[Instructions for the task]
Gather from the listing below each line that includes the word "Manufacturing", and copy it.

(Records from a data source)
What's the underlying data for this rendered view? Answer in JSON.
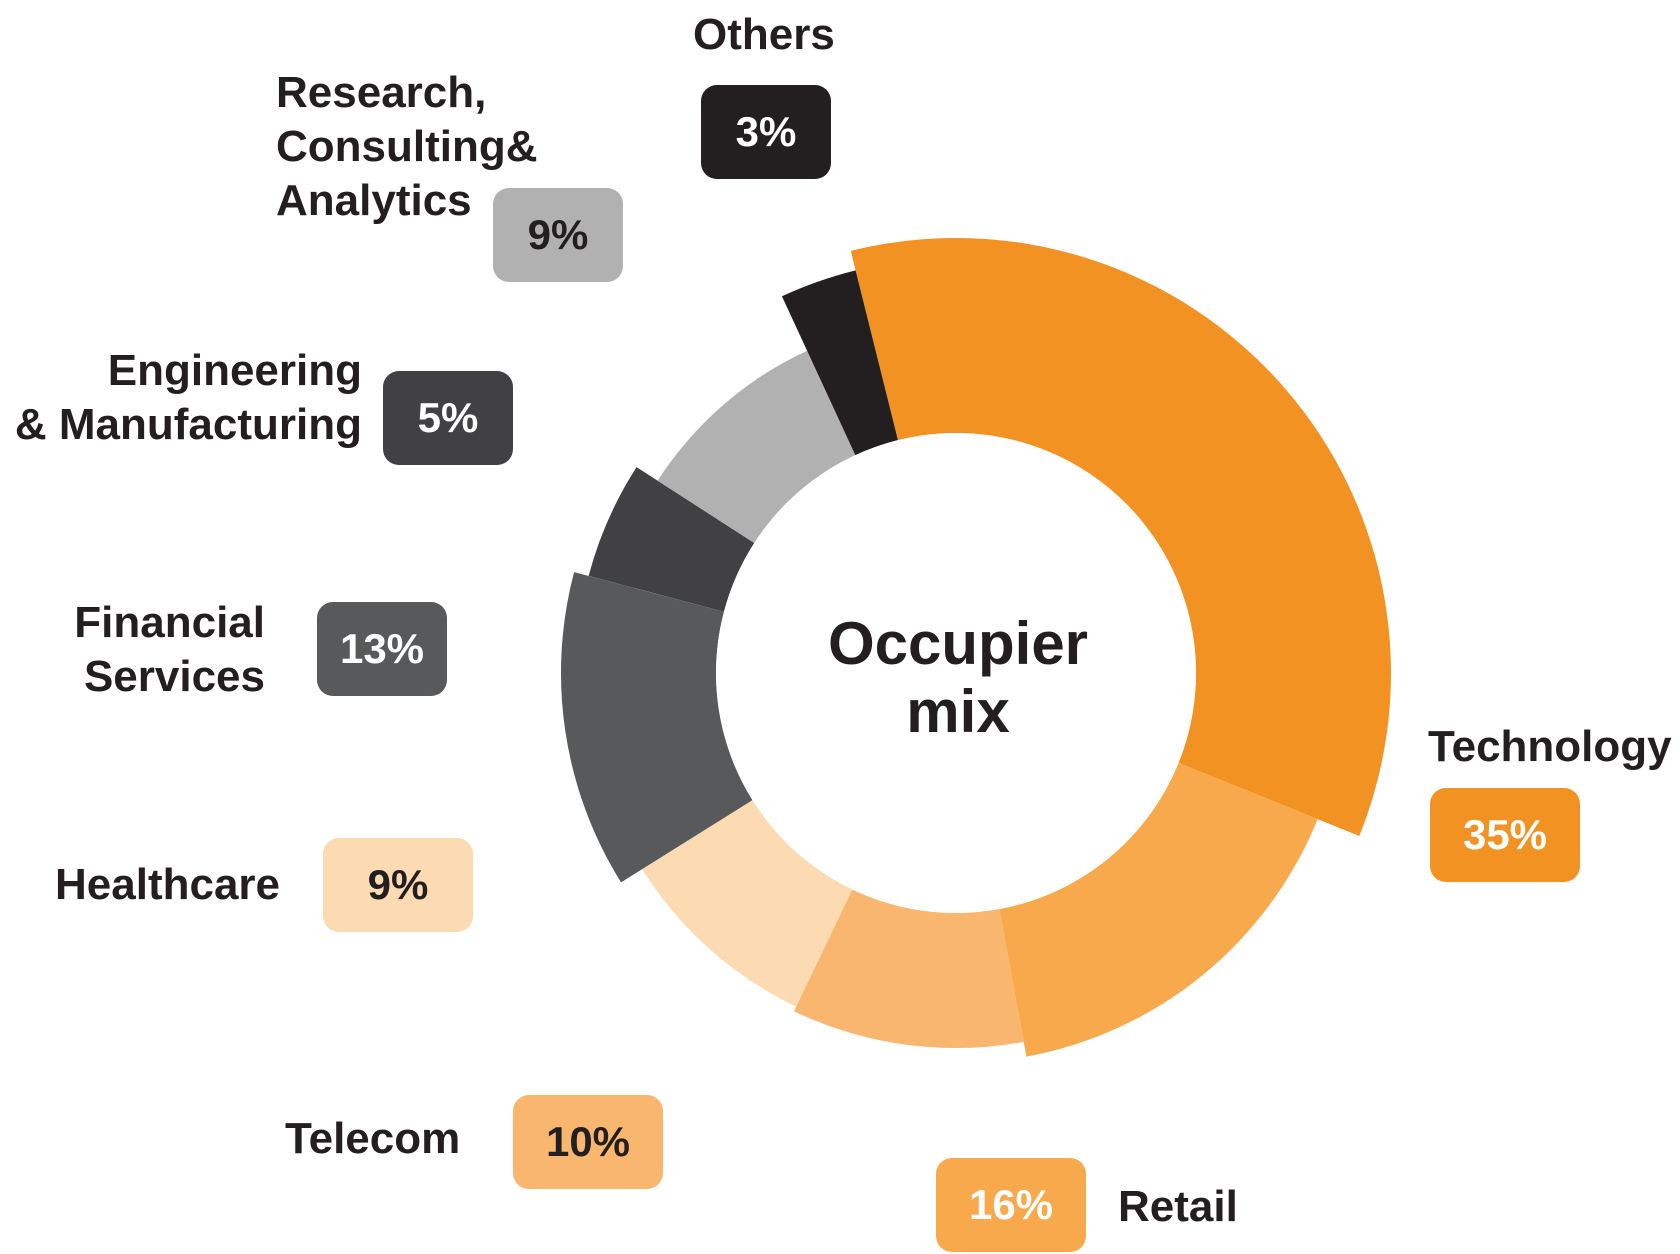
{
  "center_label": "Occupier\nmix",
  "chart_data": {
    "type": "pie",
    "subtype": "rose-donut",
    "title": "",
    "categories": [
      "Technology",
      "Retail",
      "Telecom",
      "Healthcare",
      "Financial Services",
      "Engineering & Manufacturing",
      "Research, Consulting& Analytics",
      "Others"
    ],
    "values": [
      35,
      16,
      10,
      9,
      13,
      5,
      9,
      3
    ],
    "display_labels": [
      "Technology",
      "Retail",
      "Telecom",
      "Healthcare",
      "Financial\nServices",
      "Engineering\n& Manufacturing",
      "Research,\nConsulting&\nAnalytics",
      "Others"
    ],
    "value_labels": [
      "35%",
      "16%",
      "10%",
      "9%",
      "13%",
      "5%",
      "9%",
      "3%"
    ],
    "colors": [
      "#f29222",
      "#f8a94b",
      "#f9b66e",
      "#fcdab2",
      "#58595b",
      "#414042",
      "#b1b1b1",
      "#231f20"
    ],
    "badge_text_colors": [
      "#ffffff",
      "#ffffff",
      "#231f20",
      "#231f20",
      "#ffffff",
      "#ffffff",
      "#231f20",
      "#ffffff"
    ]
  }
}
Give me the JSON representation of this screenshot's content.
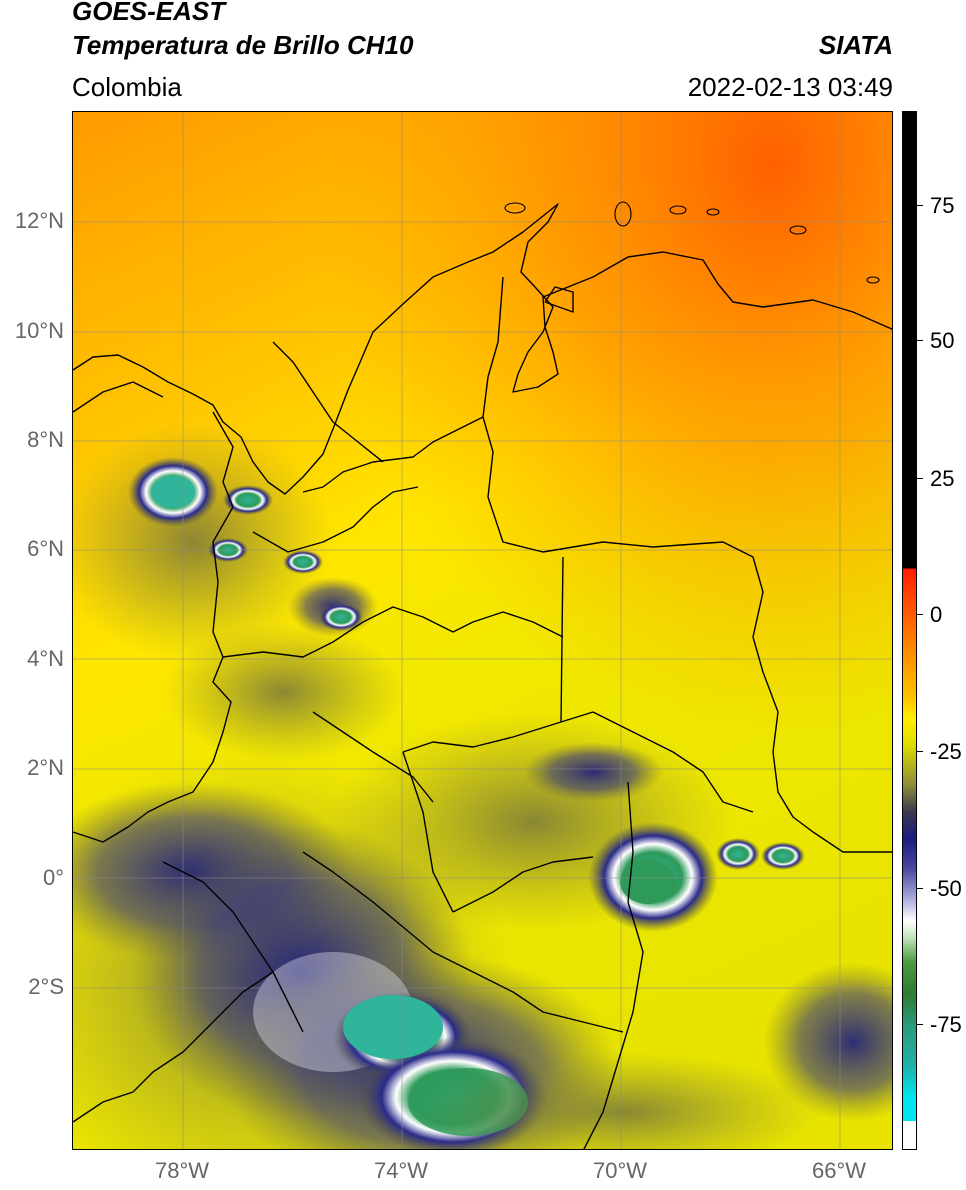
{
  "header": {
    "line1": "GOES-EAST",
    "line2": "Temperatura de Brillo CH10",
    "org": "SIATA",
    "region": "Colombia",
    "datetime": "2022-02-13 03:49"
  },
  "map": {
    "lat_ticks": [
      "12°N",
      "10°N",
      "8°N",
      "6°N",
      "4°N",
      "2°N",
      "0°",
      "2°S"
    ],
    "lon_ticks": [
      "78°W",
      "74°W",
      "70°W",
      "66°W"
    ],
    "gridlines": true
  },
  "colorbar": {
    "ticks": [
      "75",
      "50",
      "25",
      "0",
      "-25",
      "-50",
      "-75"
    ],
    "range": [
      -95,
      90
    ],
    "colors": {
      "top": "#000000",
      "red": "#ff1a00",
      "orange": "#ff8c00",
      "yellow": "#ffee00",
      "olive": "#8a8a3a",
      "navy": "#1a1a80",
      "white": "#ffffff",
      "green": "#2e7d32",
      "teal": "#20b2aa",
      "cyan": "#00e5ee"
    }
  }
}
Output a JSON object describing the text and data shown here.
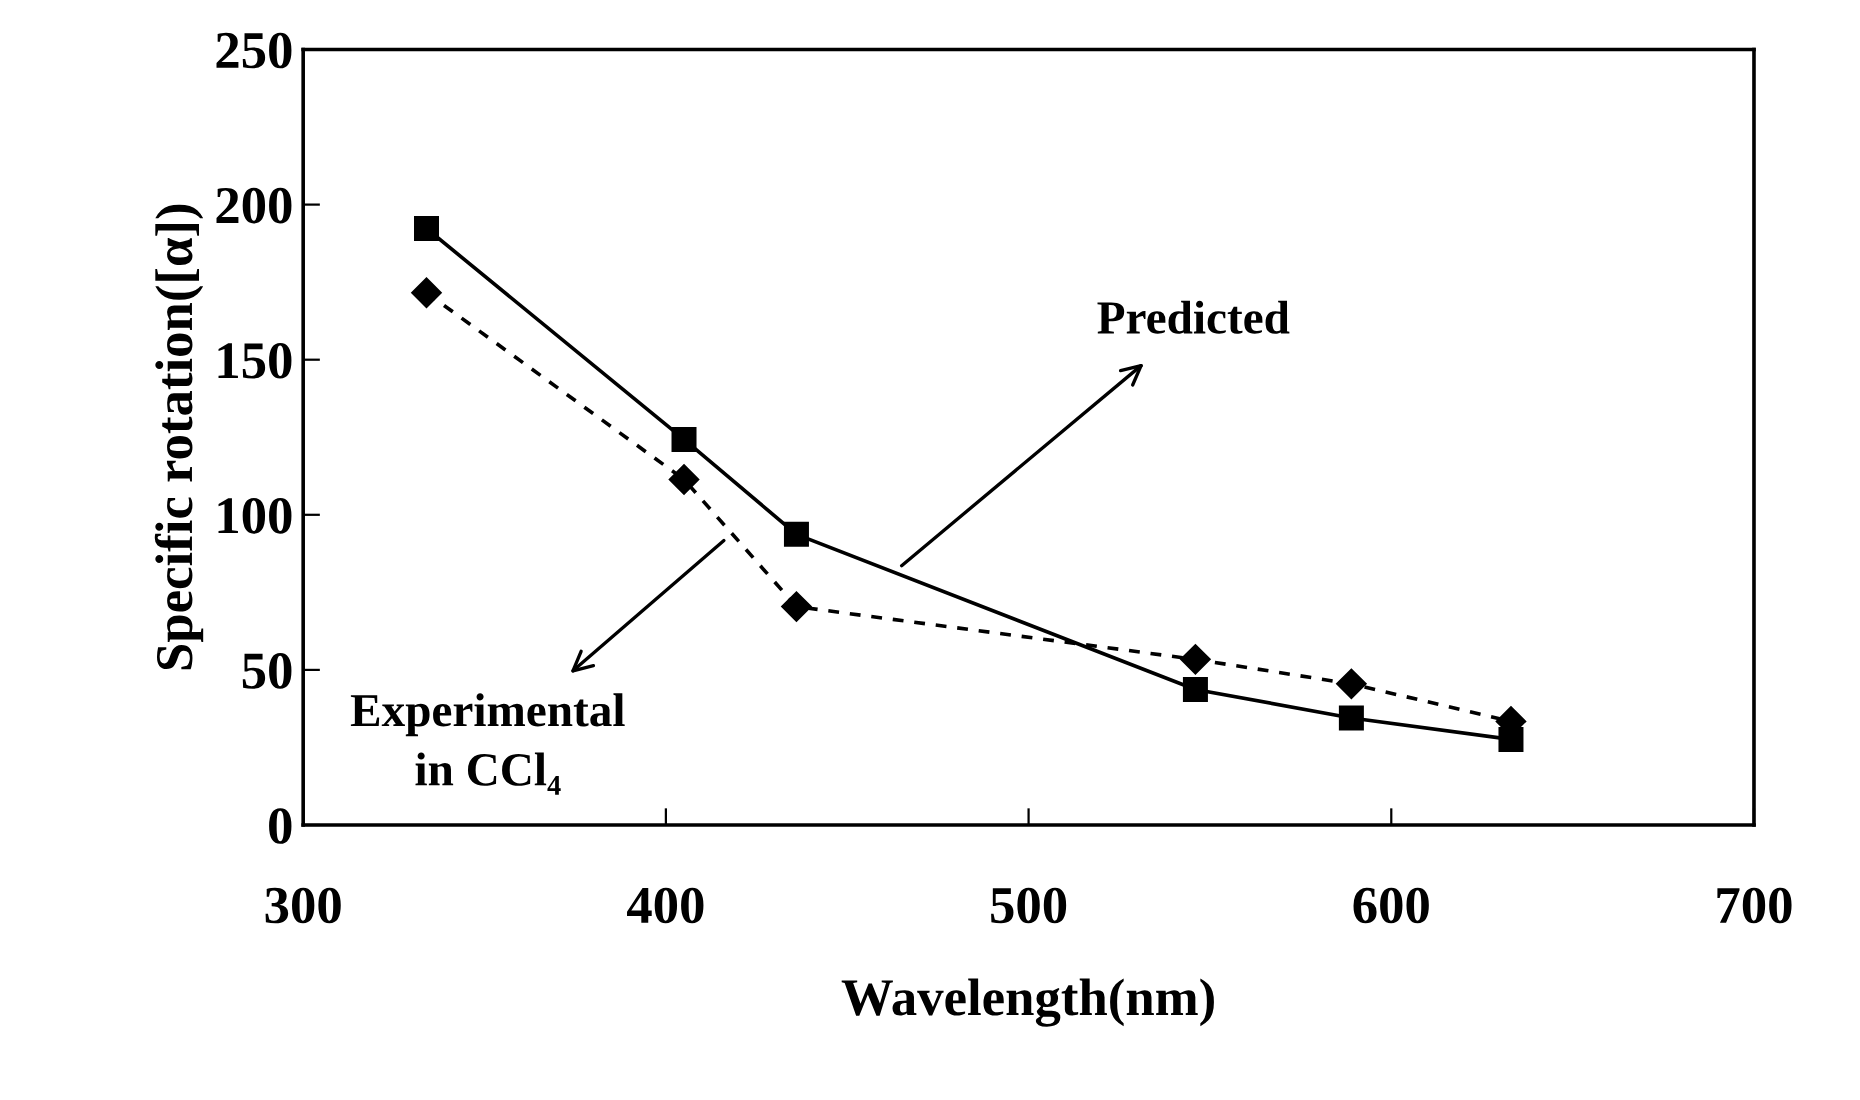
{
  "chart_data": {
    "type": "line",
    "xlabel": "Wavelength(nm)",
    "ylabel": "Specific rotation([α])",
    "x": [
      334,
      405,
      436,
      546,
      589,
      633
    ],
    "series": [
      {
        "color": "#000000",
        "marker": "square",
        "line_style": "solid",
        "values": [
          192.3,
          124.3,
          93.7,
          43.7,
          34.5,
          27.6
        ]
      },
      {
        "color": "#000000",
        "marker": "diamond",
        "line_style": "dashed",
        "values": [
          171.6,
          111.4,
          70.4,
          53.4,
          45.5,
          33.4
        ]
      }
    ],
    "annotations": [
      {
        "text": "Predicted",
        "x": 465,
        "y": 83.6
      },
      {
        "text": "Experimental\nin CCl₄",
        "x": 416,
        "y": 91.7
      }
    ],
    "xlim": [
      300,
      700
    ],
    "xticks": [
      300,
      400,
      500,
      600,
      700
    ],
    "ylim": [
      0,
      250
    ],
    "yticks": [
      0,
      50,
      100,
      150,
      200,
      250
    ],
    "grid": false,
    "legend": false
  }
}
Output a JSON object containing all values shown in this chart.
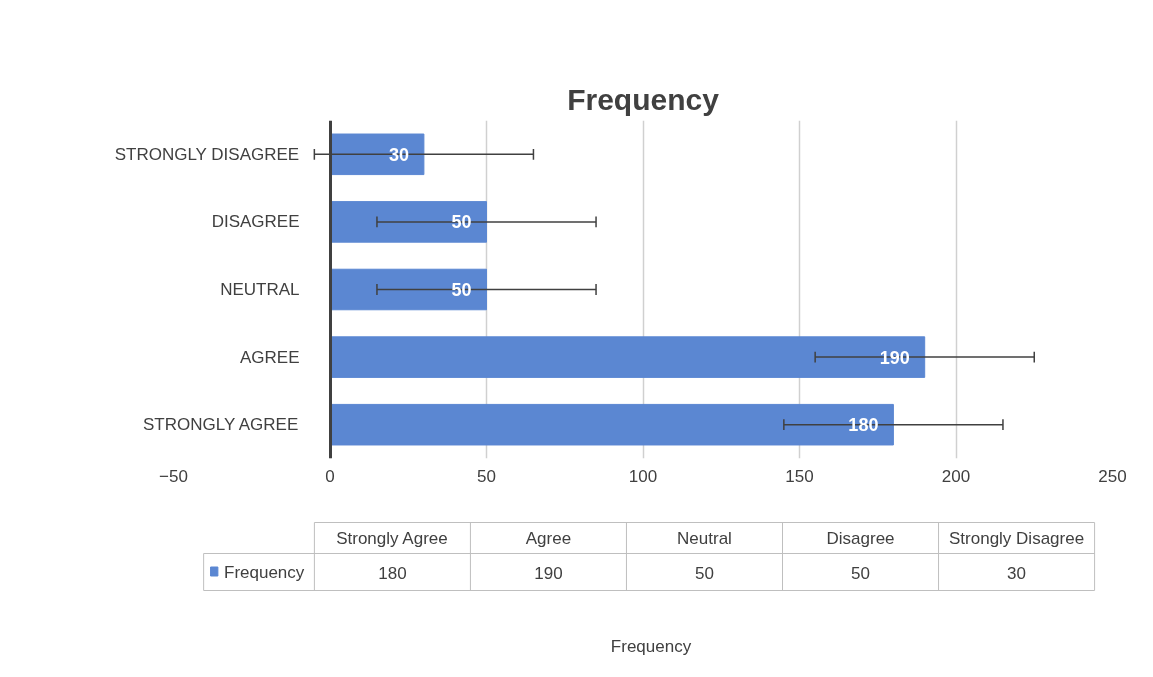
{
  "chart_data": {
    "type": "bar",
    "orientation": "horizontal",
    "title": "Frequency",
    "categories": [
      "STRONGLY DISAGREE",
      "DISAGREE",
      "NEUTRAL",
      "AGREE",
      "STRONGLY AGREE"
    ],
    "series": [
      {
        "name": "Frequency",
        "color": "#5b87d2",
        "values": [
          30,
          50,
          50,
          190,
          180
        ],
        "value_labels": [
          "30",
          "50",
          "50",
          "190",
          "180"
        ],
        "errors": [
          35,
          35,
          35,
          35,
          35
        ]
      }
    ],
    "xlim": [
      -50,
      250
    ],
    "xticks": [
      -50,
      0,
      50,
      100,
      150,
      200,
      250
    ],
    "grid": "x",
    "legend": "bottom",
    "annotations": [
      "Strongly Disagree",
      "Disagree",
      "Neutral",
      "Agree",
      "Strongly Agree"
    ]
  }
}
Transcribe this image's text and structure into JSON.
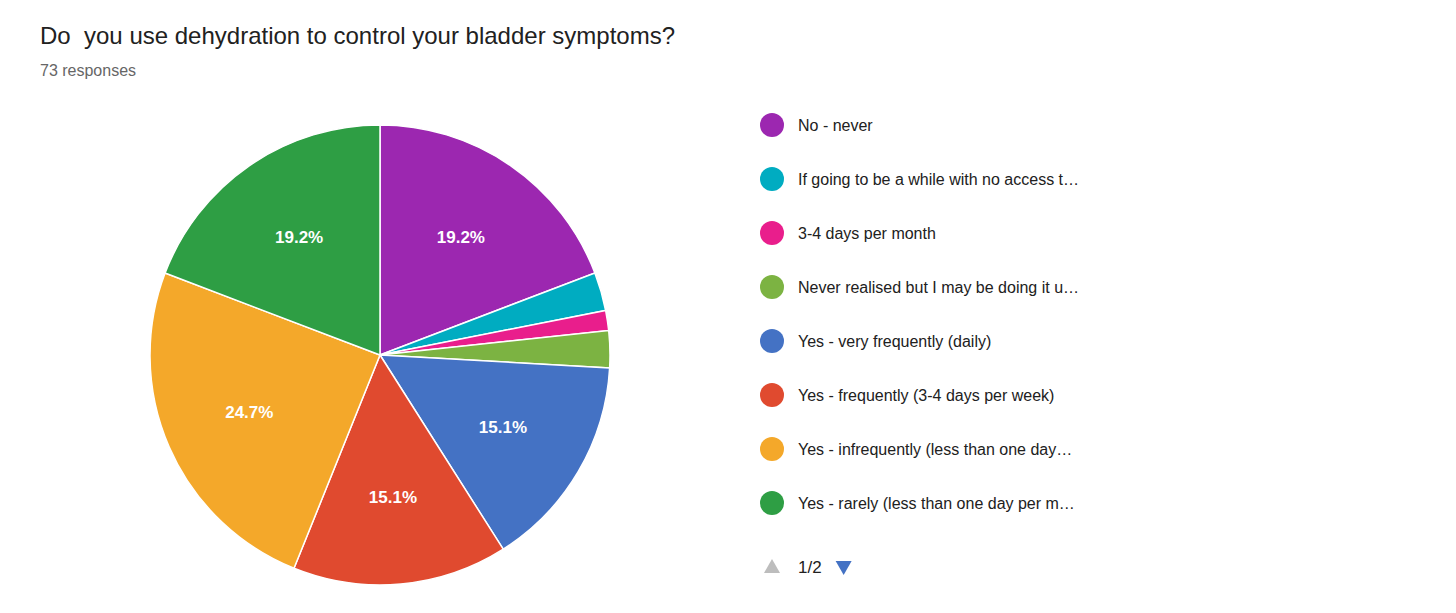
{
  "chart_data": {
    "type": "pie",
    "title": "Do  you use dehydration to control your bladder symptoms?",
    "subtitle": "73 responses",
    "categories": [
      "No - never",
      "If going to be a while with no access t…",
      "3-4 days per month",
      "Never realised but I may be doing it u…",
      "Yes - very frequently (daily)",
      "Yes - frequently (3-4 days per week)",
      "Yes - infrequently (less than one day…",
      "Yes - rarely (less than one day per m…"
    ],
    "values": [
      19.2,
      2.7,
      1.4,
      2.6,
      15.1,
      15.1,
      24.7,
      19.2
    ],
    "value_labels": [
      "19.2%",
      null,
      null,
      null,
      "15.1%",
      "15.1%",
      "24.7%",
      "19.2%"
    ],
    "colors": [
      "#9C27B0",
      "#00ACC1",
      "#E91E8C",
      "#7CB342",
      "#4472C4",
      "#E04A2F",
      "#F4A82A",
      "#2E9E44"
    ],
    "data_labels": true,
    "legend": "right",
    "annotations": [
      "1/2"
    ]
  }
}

[Response to this exercise]
      "Engineering & Manufacturing",
      "Engineering\n& Manufacturing",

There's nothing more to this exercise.